[Requirement A]: Please arrange everything from the start of the records down to the line containing "back wall [500,213,657,250]" as a numbered list, leaving out blank lines.

[Excerpt]:
________________________________________

[OSGeodata] a talk about open source geo, metadata and INSPIRE

Stefan F. Keller sfkeller at gmail.com
Mon Dec 11 19:31:23 EST 2006


Jo,

I agree with your contribution. Thank you also for your former mail to me:
I'm rather stuffed with work these days. I'll come back to this.

My only remark to the talk is that information models - either adapted or
suplemental - as well as "best practices" will play a crucial role in
"implementing rules". With best practices I mean human and machine readable
modeling languages (which do you know?) which allow to discuss and define
requirements on a higher level than formats.

Regards,
Stefan

2006/12/9, Jo Walsh <jo at frot.org>:
>
> dear all,
>
> On Tuesday I am giving a talk at a conference organised by the
> Romanian Space Agency which forms part of their preparation for the
> INSPIRE directive after Romania joins the EU next January.
> http://portal.rosa.ro/conferinte/2006_12_event/index.php?page=infoday-inspire
>
>
> The talk is catchily titled "An Open Source, Geospatial Web approach
> to implementing INSPIRE" and is part open source geospatial plug, part
> rant about neogeo specifications, part metadata + GeoNetwork
> obsessing, part open data propaganda. I am not sure if i will have
> time to cover it all, or really what my fellow attendees are likely to
> expect, so my tune might change before then. Nonetheless i include my
> notes for it below this email and any feedback would be appreciated.

________________________________________

[Source material]:

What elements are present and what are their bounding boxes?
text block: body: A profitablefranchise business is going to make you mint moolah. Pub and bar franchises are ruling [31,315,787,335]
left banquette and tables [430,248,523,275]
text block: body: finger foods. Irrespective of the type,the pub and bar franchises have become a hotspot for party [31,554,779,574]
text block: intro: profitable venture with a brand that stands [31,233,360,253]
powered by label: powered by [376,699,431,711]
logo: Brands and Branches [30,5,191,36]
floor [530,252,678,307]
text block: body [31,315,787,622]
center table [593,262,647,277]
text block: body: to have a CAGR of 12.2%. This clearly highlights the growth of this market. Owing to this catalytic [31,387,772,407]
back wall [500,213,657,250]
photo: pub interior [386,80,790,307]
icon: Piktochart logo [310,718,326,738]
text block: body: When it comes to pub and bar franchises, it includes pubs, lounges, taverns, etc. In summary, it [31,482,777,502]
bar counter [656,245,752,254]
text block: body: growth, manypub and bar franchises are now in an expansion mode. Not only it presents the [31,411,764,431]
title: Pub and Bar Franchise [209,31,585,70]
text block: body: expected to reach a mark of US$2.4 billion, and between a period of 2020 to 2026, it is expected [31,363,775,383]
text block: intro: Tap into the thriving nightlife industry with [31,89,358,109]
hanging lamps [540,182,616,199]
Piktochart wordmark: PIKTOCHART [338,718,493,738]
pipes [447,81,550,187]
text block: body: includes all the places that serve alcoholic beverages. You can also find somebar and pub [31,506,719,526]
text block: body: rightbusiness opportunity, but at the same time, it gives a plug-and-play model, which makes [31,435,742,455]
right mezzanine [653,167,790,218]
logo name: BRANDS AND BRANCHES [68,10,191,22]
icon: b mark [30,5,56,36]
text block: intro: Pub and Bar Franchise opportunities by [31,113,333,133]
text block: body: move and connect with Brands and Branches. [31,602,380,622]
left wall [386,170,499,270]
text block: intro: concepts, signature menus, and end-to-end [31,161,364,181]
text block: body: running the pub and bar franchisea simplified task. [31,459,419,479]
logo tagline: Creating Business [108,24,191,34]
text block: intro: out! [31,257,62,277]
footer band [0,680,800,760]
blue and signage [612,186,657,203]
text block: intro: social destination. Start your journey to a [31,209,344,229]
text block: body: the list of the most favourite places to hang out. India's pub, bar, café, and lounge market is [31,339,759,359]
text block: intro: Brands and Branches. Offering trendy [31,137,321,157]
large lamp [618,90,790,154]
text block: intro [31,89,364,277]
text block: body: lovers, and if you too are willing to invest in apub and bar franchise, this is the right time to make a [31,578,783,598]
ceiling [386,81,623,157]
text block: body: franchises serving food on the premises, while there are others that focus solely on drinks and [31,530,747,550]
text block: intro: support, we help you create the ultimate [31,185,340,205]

________________________________________

[Requirement B]: In the mailing-list post, which agency organized the conference where the talk was to be given?

[Task answer A]:
1. What elements are present and what are their bounding boxes?
2. text block: body: A profitablefranchise business is going to make you mint moolah. Pub and bar franchises are ruling [31,315,787,335]
3. left banquette and tables [430,248,523,275]
4. text block: body: finger foods. Irrespective of the type,the pub and bar franchises have become a hotspot for party [31,554,779,574]
5. text block: intro: profitable venture with a brand that stands [31,233,360,253]
6. powered by label: powered by [376,699,431,711]
7. logo: Brands and Branches [30,5,191,36]
8. floor [530,252,678,307]
9. text block: body [31,315,787,622]
10. center table [593,262,647,277]
11. text block: body: to have a CAGR of 12.2%. This clearly highlights the growth of this market. Owing to this catalytic [31,387,772,407]
12. back wall [500,213,657,250]

[Task answer B]: The Romanian Space Agency.